ZU LÖSENDE AUFGABE 1. Übersetze den folgenden Satz aus dem Wahlkommentar ins Englische: „Der rote Aufschwung kennt einen großen Verlierer: die Grünen.“

Hört die Signale
Totgesagte leben offenbar doch manchmal länger. Auch wenn sie schon selbst dem Zynismus verfallen. Im SPÖ-Landtagsklub hing lange Zeit eine Liste mit Wahlergebnissen der vergangenen Jahre. Vor jeder Zahl stand ein fettes Minus. Bei der Landtagswahl 2014 rutschten die Roten gar unter zehn Prozent. Auch die Vorhersagen für diese Wahl waren düster. Kaum jemand traute der SPÖ zu, ihr Landesmandat zu verteidigen.
Und dann dieser Überraschungserfolg. Reinhold Einwallner muss nicht einmal mehr die Briefwahl abwarten. Schon jetzt gaben ihm 29.000 Vorarlberger die Stimme. Das sind 17,9 Prozent für die SPÖ im Land. So viel wie schon lange nicht mehr. Jetzt müssen die richtigen Weichen gestellt werden.
Der rote Aufschwung kennt einen großen Verlierer: die Grünen. Und da vor allem Harald Walser. Er muss hierzulande die Rechnung für das grüne Frühjahr blechen. Zunächst der Hickhack mit den Jungen Grünen, anschließend der Abschuss von Peter Pilz. Dazu ein Führungswechsel kurz vor der Wahl. Grüne Stammwähler schreckt so etwas ab. Dieser Groll, gepaart mit der Angst vor dem Bundeskongress und den taktischen Gedanken vieler Grünwähler, aus Angst vor einem ÖVP-Kanzler Kurz die SPÖ zu wählen, lässt eine der stärksten grünen Stimmen im Nationalrat verstummen. Außerdem verliert Vorarlberg einen bedingungslosen Kämpfer für die Gesamtschul-Modellregion.

ZU LÖSENDE AUFGABE 2. Gib aus den Zeilen weiter unten den Abschnitt von der Zeile mit „scale-label: 10 dB/div“ bis einschließlich der Zeile mit „trace bbox=[61, 177, 1173, 332]“ wortgetreu wieder.

AUSZÜGE DER ZEILEN.
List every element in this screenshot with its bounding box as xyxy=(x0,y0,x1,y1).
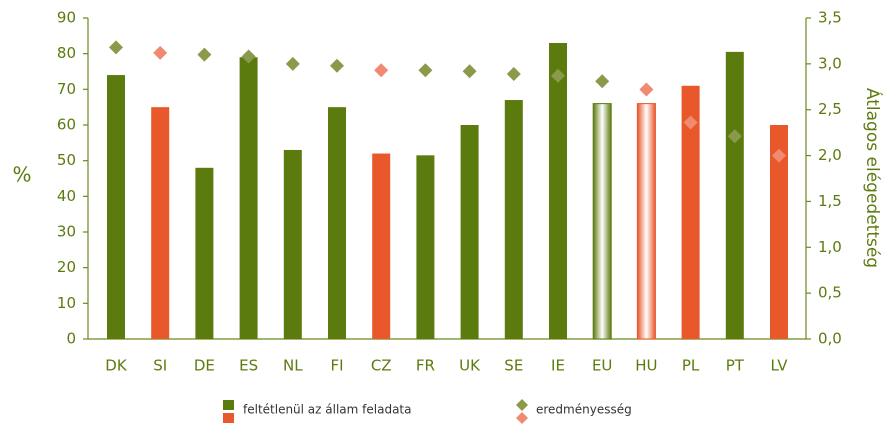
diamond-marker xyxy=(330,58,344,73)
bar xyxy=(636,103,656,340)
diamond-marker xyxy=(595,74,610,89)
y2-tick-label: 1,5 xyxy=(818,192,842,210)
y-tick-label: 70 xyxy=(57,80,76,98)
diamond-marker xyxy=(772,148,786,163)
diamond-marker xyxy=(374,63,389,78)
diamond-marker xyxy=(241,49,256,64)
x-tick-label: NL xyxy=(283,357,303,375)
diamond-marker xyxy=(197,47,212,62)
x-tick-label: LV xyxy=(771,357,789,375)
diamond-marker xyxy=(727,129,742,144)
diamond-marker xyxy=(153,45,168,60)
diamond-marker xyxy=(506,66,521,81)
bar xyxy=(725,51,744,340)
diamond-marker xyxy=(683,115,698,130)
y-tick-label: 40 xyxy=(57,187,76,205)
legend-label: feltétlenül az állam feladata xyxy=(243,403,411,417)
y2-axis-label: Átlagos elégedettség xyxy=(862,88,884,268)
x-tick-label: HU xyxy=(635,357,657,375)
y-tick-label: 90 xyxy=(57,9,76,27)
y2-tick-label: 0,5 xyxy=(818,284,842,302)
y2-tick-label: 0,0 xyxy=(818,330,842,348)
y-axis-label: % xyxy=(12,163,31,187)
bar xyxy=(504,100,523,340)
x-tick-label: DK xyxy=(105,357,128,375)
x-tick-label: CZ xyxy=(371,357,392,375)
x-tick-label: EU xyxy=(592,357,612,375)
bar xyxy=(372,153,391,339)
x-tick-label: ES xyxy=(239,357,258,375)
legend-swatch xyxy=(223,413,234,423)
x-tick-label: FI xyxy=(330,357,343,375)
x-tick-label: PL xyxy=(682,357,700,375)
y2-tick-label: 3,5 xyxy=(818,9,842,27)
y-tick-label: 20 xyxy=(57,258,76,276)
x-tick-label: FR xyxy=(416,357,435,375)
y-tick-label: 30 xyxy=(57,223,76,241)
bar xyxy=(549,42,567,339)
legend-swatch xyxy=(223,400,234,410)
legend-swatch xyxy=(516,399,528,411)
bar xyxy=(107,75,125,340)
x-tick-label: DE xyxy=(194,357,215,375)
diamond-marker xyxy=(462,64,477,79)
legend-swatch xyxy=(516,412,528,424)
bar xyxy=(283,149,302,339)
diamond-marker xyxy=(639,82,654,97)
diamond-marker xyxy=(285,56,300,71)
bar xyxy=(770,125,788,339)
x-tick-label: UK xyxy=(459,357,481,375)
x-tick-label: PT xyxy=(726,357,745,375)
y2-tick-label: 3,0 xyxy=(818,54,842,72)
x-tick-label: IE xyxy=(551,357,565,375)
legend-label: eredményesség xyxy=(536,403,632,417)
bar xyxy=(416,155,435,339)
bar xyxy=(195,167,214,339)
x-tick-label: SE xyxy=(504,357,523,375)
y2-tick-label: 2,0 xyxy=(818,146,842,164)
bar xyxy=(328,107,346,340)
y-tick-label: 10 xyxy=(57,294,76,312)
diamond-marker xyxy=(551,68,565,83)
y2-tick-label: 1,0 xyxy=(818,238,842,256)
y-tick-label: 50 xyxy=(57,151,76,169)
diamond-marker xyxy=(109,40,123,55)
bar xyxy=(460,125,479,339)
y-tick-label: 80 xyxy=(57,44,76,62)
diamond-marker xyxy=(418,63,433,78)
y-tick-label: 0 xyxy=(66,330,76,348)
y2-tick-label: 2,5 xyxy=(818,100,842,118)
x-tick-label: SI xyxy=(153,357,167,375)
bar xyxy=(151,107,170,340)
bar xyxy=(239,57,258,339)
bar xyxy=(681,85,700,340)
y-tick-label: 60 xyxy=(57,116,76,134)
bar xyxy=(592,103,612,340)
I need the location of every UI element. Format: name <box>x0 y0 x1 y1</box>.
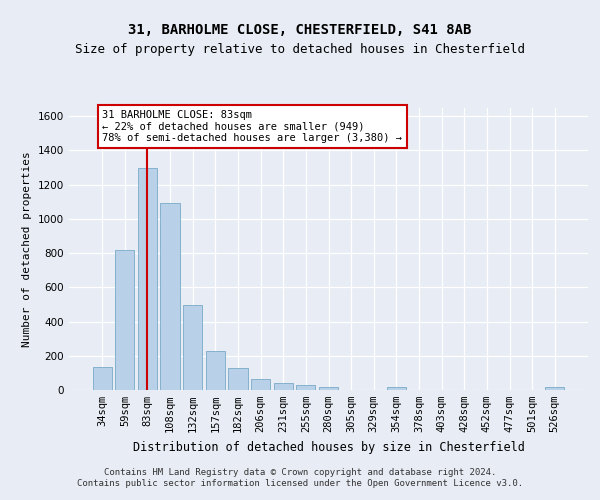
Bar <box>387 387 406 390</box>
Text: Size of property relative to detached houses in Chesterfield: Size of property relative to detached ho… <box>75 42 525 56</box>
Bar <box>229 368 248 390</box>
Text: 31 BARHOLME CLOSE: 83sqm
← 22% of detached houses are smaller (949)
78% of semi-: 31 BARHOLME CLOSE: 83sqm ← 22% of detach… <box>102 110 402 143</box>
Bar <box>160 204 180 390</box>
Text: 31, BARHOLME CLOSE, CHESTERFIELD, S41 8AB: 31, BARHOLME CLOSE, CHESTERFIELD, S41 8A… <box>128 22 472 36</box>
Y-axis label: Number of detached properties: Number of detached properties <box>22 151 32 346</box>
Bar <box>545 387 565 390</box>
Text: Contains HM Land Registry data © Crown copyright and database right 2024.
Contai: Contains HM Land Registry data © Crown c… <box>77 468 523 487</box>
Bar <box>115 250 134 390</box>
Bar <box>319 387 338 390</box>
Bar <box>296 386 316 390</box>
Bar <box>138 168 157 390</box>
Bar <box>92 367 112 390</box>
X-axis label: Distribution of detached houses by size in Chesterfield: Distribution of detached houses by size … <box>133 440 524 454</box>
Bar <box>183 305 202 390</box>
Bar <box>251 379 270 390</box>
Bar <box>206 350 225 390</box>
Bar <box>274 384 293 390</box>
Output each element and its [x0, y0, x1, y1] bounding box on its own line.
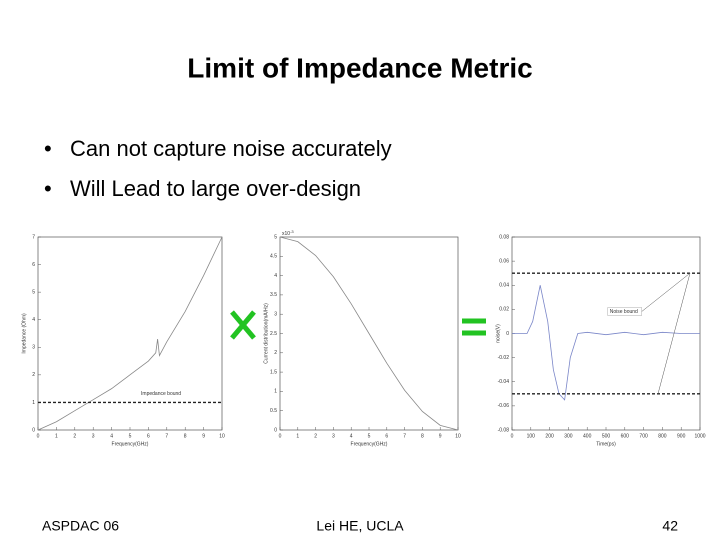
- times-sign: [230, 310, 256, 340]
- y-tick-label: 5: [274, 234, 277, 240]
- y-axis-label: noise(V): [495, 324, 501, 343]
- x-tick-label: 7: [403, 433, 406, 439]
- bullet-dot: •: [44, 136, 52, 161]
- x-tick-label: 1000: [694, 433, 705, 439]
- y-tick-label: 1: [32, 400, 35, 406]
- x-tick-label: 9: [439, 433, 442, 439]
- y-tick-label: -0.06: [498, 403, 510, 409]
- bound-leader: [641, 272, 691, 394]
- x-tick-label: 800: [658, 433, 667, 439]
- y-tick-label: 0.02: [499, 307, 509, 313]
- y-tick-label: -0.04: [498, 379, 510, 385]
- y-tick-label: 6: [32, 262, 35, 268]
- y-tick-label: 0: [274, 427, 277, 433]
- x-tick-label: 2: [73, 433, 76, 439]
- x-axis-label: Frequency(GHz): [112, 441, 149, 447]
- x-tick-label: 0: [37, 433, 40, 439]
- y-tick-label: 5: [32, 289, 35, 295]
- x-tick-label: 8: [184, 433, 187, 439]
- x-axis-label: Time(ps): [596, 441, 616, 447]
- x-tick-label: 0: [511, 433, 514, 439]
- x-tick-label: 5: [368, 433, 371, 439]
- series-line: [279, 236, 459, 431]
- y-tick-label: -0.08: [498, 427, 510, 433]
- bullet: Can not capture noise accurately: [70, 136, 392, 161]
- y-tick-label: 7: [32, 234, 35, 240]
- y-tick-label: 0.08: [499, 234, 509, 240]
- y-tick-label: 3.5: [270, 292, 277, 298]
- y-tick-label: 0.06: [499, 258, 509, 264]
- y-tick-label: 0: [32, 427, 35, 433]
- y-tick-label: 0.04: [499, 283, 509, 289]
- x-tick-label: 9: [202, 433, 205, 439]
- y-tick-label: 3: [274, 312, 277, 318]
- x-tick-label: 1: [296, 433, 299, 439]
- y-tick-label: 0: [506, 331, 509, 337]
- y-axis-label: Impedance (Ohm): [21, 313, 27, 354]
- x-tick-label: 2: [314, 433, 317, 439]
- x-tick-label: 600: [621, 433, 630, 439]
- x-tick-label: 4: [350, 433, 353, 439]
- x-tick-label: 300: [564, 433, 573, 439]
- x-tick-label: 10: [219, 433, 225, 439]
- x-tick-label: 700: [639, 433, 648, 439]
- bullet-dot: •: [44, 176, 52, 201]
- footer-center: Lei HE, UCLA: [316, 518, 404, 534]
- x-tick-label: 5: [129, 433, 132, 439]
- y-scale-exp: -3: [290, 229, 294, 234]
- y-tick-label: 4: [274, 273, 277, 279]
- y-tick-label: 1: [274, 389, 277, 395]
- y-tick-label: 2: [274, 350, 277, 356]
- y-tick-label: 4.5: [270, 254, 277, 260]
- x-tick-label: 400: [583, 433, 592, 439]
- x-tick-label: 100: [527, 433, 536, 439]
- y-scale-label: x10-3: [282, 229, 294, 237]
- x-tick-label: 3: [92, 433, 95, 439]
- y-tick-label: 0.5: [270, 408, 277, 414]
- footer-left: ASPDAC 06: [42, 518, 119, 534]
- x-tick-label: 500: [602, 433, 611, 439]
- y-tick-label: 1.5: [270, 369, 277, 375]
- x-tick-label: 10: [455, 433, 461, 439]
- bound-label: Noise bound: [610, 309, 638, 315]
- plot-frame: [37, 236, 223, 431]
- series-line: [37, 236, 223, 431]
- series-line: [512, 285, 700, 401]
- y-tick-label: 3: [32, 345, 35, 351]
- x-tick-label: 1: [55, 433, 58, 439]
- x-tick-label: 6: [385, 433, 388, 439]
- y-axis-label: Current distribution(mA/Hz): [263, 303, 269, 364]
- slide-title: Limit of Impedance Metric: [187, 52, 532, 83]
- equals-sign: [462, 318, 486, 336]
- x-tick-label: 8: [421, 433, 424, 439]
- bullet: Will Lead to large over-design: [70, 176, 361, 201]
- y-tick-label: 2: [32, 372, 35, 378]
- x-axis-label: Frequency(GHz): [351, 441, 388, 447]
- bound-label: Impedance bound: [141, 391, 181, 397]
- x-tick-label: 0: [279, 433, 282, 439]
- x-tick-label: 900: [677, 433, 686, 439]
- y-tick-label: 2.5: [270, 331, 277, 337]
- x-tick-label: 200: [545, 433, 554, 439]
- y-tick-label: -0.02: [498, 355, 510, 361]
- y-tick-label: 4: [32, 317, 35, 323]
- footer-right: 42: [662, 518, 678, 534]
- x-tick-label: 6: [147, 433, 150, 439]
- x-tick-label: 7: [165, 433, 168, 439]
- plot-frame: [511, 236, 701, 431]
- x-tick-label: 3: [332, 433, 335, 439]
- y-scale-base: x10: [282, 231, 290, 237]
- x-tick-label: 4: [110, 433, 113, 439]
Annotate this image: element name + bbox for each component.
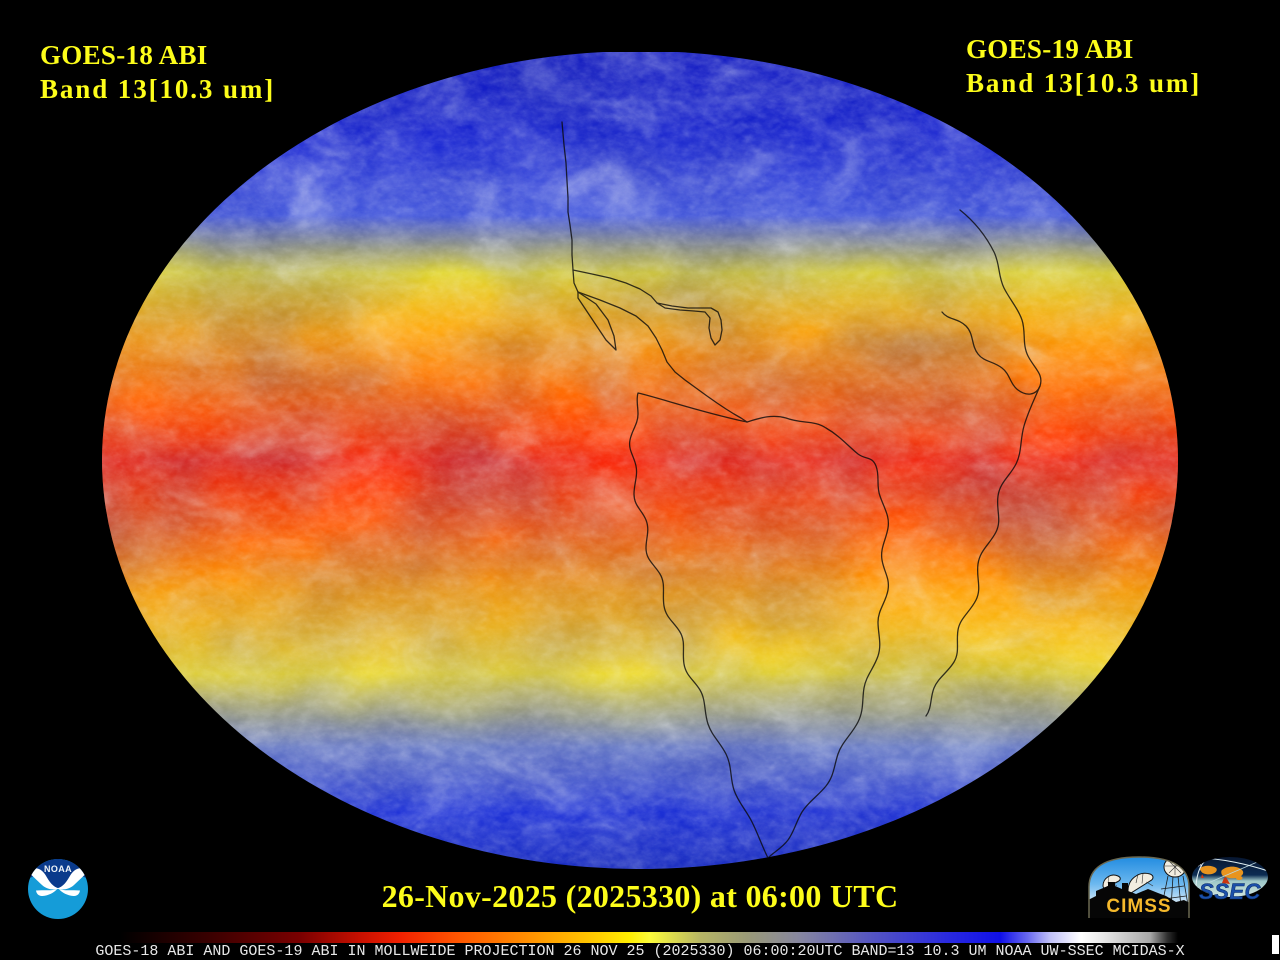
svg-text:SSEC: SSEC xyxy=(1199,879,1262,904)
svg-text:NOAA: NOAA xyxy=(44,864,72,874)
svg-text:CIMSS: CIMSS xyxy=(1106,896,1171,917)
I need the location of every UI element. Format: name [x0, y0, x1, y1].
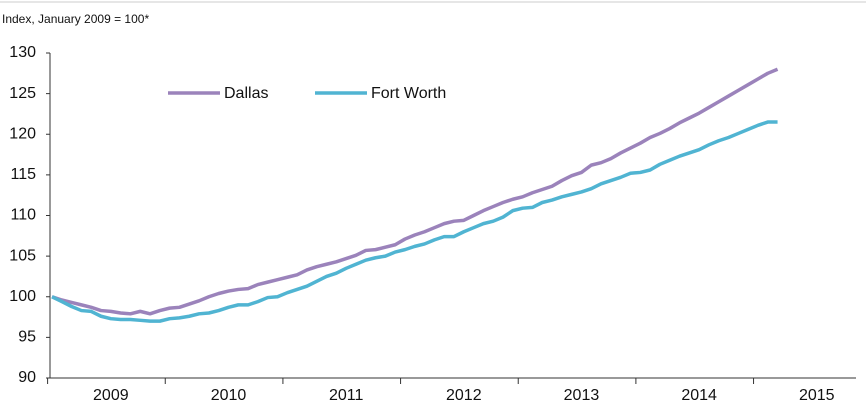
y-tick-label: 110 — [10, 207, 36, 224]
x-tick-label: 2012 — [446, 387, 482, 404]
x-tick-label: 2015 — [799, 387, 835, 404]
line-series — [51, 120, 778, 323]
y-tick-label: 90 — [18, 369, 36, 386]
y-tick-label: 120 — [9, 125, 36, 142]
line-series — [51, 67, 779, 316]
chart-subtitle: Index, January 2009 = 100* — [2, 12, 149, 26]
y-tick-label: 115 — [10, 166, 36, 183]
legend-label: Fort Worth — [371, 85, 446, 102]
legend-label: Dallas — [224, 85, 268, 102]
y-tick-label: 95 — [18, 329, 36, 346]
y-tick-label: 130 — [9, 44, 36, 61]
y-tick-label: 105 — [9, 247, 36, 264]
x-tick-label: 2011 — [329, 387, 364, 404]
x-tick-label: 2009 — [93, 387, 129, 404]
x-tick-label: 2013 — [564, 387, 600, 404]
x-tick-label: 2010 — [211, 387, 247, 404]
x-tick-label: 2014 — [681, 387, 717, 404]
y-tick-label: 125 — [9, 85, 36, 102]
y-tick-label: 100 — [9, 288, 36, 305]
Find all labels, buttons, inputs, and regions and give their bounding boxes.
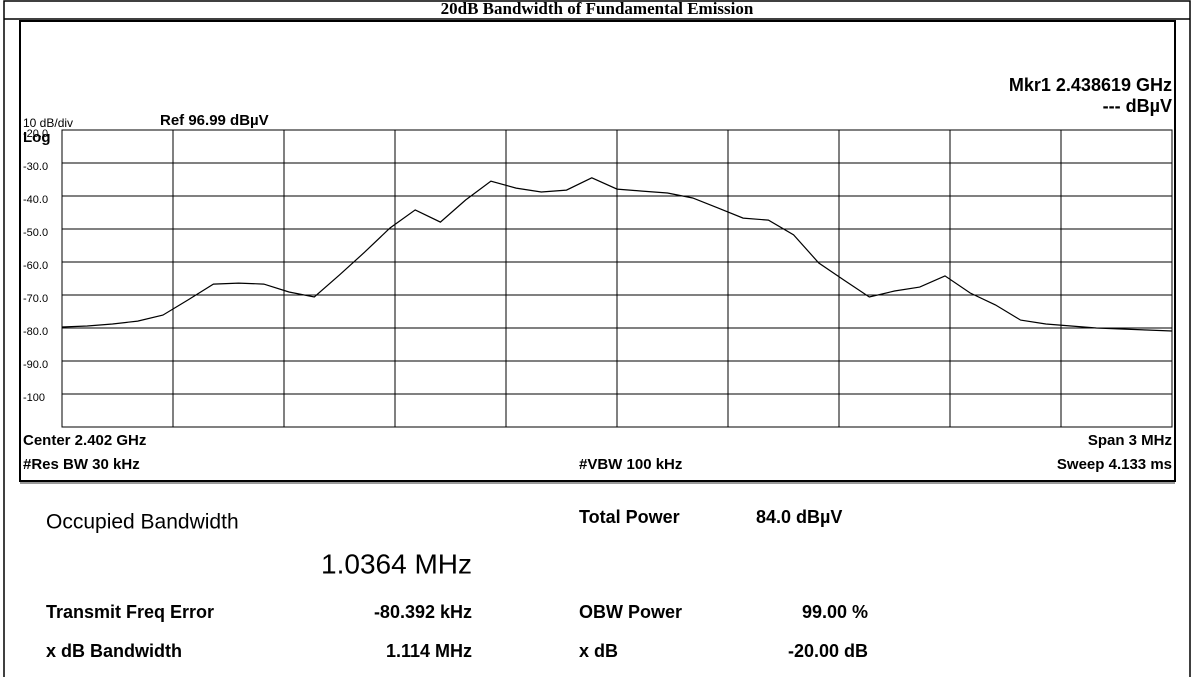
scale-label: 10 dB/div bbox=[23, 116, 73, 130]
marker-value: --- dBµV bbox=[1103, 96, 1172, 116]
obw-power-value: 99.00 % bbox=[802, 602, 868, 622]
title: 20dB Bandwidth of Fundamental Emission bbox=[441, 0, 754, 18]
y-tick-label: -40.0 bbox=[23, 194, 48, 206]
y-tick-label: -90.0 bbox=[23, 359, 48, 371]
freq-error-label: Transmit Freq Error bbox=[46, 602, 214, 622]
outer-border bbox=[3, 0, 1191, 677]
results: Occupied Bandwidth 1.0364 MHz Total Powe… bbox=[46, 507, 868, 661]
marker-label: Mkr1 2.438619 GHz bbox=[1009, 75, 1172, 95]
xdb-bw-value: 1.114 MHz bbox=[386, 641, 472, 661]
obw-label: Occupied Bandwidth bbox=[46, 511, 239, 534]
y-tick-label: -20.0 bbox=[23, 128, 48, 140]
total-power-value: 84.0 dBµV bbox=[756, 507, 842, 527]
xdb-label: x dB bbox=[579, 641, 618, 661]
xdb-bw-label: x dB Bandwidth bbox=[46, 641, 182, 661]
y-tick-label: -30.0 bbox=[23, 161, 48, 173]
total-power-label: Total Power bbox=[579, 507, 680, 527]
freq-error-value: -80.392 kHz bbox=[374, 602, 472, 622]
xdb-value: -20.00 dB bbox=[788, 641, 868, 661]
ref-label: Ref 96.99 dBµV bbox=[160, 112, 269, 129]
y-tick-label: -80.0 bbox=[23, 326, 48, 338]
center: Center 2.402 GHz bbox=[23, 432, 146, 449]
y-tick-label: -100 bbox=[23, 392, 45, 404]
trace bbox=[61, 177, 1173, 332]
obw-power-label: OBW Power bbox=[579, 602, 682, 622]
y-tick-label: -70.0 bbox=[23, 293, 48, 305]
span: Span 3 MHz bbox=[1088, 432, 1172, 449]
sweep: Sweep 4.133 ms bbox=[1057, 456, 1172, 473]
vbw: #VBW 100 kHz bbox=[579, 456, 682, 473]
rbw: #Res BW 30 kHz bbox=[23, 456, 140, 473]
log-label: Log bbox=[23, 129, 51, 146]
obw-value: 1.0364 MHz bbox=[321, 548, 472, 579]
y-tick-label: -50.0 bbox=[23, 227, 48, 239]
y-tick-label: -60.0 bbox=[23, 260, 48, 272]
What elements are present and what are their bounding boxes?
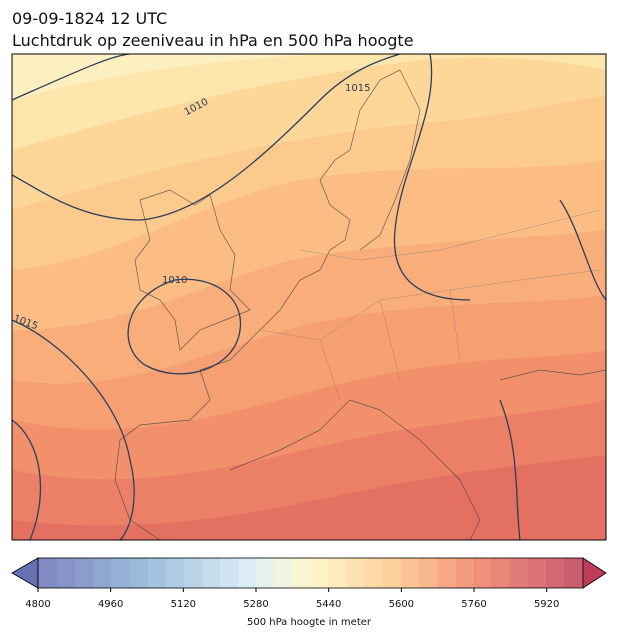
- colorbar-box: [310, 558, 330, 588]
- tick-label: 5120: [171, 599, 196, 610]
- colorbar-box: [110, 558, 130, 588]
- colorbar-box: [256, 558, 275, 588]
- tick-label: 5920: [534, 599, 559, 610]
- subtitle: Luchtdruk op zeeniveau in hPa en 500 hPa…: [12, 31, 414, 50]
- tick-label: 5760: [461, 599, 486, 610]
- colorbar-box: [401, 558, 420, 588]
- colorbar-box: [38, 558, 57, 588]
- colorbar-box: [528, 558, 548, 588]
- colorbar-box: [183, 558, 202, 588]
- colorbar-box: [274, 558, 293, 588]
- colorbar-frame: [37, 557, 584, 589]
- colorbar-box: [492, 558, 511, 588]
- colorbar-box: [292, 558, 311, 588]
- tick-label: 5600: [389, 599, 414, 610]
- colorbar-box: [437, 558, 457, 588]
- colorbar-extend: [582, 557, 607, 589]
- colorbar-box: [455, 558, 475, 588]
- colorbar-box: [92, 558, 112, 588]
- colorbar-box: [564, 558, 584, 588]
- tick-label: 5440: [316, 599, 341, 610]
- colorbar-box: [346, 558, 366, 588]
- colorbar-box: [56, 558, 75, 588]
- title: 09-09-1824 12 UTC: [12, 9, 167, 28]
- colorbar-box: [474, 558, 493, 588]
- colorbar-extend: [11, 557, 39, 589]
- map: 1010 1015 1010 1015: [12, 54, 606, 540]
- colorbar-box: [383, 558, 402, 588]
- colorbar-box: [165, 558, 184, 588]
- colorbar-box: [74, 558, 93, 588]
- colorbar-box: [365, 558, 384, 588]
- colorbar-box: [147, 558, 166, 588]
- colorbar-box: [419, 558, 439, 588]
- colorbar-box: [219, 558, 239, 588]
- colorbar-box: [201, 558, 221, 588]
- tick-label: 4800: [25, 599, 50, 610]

LÖSUNG DER AUFGABE 1. The red upswing has one big loser: the Greens.

LÖSUNG DER AUFGABE 2.
scale-label: 10 dB/div bbox=[23, 116, 73, 130]
marker-value: --- dBµV bbox=[1103, 96, 1172, 116]
obw-power-value: 99.00 % bbox=[802, 602, 868, 622]
title: 20dB Bandwidth of Fundamental Emission bbox=[441, 0, 754, 18]
y-tick-label: -40.0 bbox=[23, 194, 48, 206]
y-tick-label: -90.0 bbox=[23, 359, 48, 371]
freq-error-label: Transmit Freq Error bbox=[46, 602, 214, 622]
outer-border bbox=[3, 0, 1191, 677]
results: Occupied Bandwidth 1.0364 MHz Total Powe… bbox=[46, 507, 868, 661]
marker-label: Mkr1 2.438619 GHz bbox=[1009, 75, 1172, 95]
xdb-bw-value: 1.114 MHz bbox=[386, 641, 472, 661]
obw-label: Occupied Bandwidth bbox=[46, 511, 239, 534]
y-tick-label: -20.0 bbox=[23, 128, 48, 140]
total-power-value: 84.0 dBµV bbox=[756, 507, 842, 527]
xdb-label: x dB bbox=[579, 641, 618, 661]
xdb-bw-label: x dB Bandwidth bbox=[46, 641, 182, 661]
y-tick-label: -30.0 bbox=[23, 161, 48, 173]
total-power-label: Total Power bbox=[579, 507, 680, 527]
freq-error-value: -80.392 kHz bbox=[374, 602, 472, 622]
xdb-value: -20.00 dB bbox=[788, 641, 868, 661]
ref-label: Ref 96.99 dBµV bbox=[160, 112, 269, 129]
y-tick-label: -80.0 bbox=[23, 326, 48, 338]
center: Center 2.402 GHz bbox=[23, 432, 146, 449]
y-tick-label: -100 bbox=[23, 392, 45, 404]
trace bbox=[61, 177, 1173, 332]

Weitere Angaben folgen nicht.